- TO BE DONE:
1. Translate this sentence from the podcast transcript on Christmas traditions into Spanish: "Did you have a fire extinguisher nearby, or a bucket of water?"
2. Carry on the podcast transcript on Christmas traditions from its last sentence.

- PASSAGE TO READ:
I'm Dave, I'm Rebecca, and I'm Birgit, and welcome to this episode.
The 3 English Experts is your English podcast to help you speak better English and create a positive and happy mindset for your English learning journey.
Hi, everybody.
Welcome back.
And once again, it's Christmas.
It's our Christmas episode.
Today, we're going to talk about Christmas traditions, some of our English Christmas traditions, that's difficult to say, and Birgit's German traditions, maybe.
And when we talk about things that we did often in the past, maybe our childhood or your traditions, you can use used to.
So, this is a nice kind of fairly easy past tense you can use.
So, Birgit, our grammar queen is going to just quickly explain how do we use used to.
Yeah, hello, everybody.
Yes, that's an interesting phrase.
Some people don't use it, not yet, and that's a very nice learning.
Obviously, most people know the verb to use, benutzen, but tense, it's something you can express something which you did in the past, but you don't do.
Maybe now it's stopped.
Just a simple example, I used to smoke.
So, it's always followed by the infinitive, and it will always be the past tense of used, used to do something.
And with the Christmas, that's obviously a very logical way for us to bring this up now, because we were thinking of, as Rebecca said, sharing some maybe childhood memories, what we did when we were children and celebrated Christmas in our original families.
And we talked about this earlier, you might not very often use this in the negative form, but it exists.
So, you could say, I didn't use to smoke, if you smoked now, maybe, but now you stopped, you started smoking, but I didn't use to do that in the past.
So, tricky here for learners.
Of course, it's the negative form, didn't, and then the use, obviously, in the infinitive form, plus to another infinitive.
So, it needs a little training, and it's good to listen to this and repeat this, and then you can use it yourself.
Also, another form, instead of saying, I used to do something, you recall a situation in the past, and you talk about this, you could say, we would sit down together as a family, or we used to sit down as a family.
We said that might be a bit more regional, maybe American, but you will probably hear this when you listen a lot to native people.
So, what, again, question, what did I use to do when I was a child in my family, or what did we use to have?
We used to have real candles on the Christmas tree, and we used to, Rebecca's shaking her head in amazement.
Did you have a fire extinguisher nearby, or a bucket of water?
And that's interesting, never ever did we have something like that.
My father, no, we didn't, I grew up, me and my sister, we grew up, that was the most normal thing, to have real candles on the Christmas tree, and my father would take out, and my mother, the Christmas stuff, on the morning of the Christmas Eve, so not earlier, and we would put up the tree on that morning.

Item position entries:
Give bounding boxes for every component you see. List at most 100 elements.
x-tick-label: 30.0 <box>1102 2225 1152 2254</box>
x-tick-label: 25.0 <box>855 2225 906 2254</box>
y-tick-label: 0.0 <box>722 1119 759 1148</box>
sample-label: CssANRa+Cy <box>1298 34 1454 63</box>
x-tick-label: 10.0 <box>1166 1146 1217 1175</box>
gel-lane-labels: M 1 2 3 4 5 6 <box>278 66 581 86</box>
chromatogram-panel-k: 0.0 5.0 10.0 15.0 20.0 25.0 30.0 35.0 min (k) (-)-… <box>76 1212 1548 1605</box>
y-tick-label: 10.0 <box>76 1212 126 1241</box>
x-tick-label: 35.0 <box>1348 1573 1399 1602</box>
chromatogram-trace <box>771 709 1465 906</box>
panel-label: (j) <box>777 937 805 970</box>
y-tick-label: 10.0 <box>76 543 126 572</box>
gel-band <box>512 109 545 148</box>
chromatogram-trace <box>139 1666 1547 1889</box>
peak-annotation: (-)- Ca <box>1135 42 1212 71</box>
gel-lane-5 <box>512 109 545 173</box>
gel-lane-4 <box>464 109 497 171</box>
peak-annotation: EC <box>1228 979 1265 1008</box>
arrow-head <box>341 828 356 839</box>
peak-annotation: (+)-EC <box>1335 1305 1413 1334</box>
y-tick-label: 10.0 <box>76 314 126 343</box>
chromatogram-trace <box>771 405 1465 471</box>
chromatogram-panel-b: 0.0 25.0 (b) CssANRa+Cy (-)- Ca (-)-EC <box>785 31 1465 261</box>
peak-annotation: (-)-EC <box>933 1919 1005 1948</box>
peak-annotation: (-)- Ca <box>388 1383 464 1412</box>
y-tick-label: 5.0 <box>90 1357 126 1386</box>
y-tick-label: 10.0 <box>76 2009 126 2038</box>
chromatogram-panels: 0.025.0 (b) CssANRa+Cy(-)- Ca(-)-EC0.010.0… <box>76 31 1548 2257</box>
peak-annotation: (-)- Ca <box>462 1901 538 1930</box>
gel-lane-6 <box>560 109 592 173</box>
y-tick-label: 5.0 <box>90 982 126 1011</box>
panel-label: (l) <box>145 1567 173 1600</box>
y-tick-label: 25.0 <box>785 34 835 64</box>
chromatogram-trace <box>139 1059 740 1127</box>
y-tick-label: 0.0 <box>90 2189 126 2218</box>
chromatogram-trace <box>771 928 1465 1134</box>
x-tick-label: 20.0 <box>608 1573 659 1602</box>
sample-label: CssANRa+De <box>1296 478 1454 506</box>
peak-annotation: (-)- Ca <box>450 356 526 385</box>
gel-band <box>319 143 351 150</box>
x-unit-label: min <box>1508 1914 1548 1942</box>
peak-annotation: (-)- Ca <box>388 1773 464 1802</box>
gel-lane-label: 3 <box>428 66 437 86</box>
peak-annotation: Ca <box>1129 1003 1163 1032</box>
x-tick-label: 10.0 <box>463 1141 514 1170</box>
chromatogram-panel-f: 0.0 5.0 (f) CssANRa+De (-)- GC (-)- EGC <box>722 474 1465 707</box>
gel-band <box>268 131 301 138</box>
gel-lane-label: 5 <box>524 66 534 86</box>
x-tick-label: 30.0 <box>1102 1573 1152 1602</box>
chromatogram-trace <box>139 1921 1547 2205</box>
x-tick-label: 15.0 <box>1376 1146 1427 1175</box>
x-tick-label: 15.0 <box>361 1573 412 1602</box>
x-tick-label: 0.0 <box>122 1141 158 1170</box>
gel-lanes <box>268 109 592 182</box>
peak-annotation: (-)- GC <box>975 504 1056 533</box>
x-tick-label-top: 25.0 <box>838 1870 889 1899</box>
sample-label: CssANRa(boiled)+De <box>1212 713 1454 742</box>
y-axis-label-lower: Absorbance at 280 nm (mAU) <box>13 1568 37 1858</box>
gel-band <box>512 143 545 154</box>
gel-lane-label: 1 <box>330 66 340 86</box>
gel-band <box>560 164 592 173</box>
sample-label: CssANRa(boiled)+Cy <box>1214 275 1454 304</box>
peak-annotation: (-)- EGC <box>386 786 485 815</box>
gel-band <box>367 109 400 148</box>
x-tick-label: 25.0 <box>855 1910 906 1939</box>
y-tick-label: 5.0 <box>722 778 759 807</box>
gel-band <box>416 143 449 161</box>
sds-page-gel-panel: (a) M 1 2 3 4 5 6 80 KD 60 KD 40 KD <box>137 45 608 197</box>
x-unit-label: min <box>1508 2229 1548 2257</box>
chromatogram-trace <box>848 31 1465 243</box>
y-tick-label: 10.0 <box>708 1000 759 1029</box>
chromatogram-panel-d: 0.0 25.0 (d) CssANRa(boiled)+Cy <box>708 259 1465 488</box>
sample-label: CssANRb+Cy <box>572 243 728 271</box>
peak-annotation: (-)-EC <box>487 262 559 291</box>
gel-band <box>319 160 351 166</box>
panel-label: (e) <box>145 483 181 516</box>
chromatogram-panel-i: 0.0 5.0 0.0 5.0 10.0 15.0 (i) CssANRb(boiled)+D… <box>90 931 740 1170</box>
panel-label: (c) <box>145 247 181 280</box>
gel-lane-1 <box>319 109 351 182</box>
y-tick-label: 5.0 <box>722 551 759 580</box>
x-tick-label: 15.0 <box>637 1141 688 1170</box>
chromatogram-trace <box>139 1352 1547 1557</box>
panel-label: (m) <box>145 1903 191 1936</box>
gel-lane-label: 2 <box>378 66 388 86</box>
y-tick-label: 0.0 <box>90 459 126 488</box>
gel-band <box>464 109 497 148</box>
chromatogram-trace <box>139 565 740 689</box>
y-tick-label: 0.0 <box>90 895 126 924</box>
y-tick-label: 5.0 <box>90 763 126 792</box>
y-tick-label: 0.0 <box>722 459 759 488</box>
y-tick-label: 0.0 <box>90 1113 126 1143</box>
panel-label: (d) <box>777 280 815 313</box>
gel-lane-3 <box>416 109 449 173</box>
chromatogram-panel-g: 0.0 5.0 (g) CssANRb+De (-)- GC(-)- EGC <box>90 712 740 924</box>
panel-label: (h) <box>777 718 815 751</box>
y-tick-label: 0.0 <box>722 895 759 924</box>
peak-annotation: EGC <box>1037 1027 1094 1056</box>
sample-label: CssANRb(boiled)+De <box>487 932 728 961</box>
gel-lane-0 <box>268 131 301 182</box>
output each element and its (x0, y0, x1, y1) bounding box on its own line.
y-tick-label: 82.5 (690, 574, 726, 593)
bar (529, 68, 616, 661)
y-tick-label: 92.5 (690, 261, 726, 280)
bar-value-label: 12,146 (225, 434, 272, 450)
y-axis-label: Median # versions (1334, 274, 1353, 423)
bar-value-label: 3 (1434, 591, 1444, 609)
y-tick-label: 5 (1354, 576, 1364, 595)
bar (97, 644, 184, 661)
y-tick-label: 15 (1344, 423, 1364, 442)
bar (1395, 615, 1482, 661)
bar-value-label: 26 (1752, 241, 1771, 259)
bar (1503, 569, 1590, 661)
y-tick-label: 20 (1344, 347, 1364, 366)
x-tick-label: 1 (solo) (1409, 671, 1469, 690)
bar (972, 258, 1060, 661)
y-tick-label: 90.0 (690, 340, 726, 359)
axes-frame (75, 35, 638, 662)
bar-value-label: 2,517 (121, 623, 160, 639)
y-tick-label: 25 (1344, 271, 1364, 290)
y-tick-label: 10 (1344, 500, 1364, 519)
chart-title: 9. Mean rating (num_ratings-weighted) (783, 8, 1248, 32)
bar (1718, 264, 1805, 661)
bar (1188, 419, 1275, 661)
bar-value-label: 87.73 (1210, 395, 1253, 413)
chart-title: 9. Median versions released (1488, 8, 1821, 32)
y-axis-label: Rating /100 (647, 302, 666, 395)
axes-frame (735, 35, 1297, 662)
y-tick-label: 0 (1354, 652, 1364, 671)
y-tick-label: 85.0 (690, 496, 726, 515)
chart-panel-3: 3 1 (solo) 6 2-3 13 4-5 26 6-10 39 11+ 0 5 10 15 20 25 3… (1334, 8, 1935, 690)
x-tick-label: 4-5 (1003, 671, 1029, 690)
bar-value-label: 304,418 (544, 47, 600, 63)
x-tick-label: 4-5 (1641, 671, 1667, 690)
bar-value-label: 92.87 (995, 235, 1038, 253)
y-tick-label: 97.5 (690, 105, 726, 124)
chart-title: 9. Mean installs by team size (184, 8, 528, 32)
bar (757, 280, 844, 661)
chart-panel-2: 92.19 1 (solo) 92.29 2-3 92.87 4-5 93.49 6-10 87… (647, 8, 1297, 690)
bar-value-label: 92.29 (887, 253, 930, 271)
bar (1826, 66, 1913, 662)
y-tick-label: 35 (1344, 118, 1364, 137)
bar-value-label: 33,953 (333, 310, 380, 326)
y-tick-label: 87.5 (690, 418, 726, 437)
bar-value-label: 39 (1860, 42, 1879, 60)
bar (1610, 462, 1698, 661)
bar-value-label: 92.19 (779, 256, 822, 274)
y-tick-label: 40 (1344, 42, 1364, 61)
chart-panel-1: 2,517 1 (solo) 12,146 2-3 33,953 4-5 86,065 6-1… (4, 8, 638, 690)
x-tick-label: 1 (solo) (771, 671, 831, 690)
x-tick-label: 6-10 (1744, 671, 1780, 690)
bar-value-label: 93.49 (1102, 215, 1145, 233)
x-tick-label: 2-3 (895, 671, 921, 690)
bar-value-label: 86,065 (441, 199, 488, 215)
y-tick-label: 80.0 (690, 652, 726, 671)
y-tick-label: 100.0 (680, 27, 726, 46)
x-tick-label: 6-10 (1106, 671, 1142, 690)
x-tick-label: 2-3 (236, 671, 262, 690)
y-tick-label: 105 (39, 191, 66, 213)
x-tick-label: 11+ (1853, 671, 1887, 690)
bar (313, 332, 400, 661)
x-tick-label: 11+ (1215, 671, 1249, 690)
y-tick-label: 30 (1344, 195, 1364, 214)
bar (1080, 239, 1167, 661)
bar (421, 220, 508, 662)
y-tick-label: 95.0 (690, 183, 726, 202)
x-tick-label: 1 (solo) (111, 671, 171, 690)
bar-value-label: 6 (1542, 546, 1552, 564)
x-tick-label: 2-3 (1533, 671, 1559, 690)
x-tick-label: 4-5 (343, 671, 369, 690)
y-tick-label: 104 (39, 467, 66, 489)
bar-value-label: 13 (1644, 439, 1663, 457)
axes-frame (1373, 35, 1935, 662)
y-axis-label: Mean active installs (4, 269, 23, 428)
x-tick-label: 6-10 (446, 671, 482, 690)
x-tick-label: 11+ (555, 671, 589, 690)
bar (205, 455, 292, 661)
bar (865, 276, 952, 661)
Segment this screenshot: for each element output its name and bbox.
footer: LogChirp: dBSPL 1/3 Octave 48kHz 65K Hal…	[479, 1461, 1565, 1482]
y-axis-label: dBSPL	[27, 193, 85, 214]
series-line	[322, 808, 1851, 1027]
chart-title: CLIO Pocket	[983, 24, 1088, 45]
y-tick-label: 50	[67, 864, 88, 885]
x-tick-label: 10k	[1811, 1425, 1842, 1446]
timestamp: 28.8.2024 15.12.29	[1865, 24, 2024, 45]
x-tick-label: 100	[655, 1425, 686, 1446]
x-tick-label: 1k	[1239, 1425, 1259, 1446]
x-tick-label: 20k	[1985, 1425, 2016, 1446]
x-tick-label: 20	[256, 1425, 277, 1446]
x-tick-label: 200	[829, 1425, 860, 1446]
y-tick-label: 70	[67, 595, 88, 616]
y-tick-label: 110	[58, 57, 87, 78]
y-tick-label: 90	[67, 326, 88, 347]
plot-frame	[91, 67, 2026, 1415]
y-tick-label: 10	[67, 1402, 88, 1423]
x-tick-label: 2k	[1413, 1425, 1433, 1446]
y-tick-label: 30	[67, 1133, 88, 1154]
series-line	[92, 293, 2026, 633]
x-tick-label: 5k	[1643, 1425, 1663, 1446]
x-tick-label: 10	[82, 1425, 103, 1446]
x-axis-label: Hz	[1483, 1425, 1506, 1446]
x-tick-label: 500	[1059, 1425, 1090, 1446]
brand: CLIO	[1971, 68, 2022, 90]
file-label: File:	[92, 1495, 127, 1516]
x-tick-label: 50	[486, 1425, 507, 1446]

- ANSWERS:
1. ¿Tenías un extintor cerca, o un cubo de agua?

2.
Obviously, he would look out carefully, no, no twig above any of the candle holders, but never ever was anything like a fire extinguisher, or a bucket of water, and nothing, touch wood, knock wood, nothing ever happened.
Yeah, maybe that's, and then we used to have the same dinner, or every Christmas, so we used to have a real certain tradition in our family, yeah.
And what was that?
What did you eat?
My father brought that back from, he was from, from Breslau, and we used to have Kassler, and used to have Schlesisch sausage, different types of sausage, and sauerkraut, and potatoes, and gravy, delicious, the way my mother did it, yeah, and yeah, that's my childhood memory.
We used to go to church, and we used to wait for, to be called into the living room with the, with the tree lit up, first time, Christmas Eve, we didn't see the candles burn, and so that's completely different to what people do now, so you can switch on the lights, yeah, a long time before Christmas, yeah.
Dave, what did you used to do?
I think it's, oh, hello, by the way, everybody.
Merry Christmas is coming.
So what did we used to do?
I think it's important to point out, Birgit, listeners that don't know, is that in England, we receive the Christmas presents, or the kids receive the Christmas presents, on Christmas Day, which is the 25th.
As far as I know, in Germany, it's the 24th, right, isn't it, when they used to, they get the presents?
In the, yeah, in the evening, yeah, Christmas Eve, yeah.
Which I find really cruel, that they get in the evening.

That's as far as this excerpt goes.